(WRITTEN TASK) Could every line of the data be printed exactly as it reads?

***** RECORDS FOR THE EXERCISE

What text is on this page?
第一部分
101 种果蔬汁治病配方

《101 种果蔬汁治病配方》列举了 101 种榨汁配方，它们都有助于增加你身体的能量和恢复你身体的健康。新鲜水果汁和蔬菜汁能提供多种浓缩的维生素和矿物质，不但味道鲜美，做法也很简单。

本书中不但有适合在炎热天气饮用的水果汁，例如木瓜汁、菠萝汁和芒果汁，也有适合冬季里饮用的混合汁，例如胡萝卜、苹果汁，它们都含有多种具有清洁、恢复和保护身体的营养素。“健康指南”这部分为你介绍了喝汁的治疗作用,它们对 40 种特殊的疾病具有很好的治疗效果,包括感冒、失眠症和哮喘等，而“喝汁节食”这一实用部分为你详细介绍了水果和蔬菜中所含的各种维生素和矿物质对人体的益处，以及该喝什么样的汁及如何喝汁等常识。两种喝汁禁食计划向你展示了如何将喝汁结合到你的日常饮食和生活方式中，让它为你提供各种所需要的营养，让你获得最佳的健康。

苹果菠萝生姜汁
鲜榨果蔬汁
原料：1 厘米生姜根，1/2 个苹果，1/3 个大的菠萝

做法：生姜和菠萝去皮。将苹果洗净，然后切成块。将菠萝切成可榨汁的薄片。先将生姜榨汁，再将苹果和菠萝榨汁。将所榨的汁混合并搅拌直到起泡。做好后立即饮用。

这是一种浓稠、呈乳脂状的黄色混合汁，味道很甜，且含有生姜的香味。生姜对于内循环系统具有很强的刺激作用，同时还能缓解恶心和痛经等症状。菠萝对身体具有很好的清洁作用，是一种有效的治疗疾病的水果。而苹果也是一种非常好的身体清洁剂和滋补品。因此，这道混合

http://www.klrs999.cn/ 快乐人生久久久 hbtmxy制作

**********

(FULL OUTPUT)
What text is on this page?
第一部分
101 种果蔬汁治病配方

《101 种果蔬汁治病配方》列举了 101 种榨汁配方，它们都有助于增加你身体的能量和恢复你身体的健康。新鲜水果汁和蔬菜汁能提供多种浓缩的维生素和矿物质，不但味道鲜美，做法也很简单。

本书中不但有适合在炎热天气饮用的水果汁，例如木瓜汁、菠萝汁和芒果汁，也有适合冬季里饮用的混合汁，例如胡萝卜、苹果汁，它们都含有多种具有清洁、恢复和保护身体的营养素。“健康指南”这部分为你介绍了喝汁的治疗作用,它们对 40 种特殊的疾病具有很好的治疗效果,包括感冒、失眠症和哮喘等，而“喝汁节食”这一实用部分为你详细介绍了水果和蔬菜中所含的各种维生素和矿物质对人体的益处，以及该喝什么样的汁及如何喝汁等常识。两种喝汁禁食计划向你展示了如何将喝汁结合到你的日常饮食和生活方式中，让它为你提供各种所需要的营养，让你获得最佳的健康。

苹果菠萝生姜汁
鲜榨果蔬汁
原料：1 厘米生姜根，1/2 个苹果，1/3 个大的菠萝

做法：生姜和菠萝去皮。将苹果洗净，然后切成块。将菠萝切成可榨汁的薄片。先将生姜榨汁，再将苹果和菠萝榨汁。将所榨的汁混合并搅拌直到起泡。做好后立即饮用。

这是一种浓稠、呈乳脂状的黄色混合汁，味道很甜，且含有生姜的香味。生姜对于内循环系统具有很强的刺激作用，同时还能缓解恶心和痛经等症状。菠萝对身体具有很好的清洁作用，是一种有效的治疗疾病的水果。而苹果也是一种非常好的身体清洁剂和滋补品。因此，这道混合

http://www.klrs999.cn/ 快乐人生久久久 hbtmxy制作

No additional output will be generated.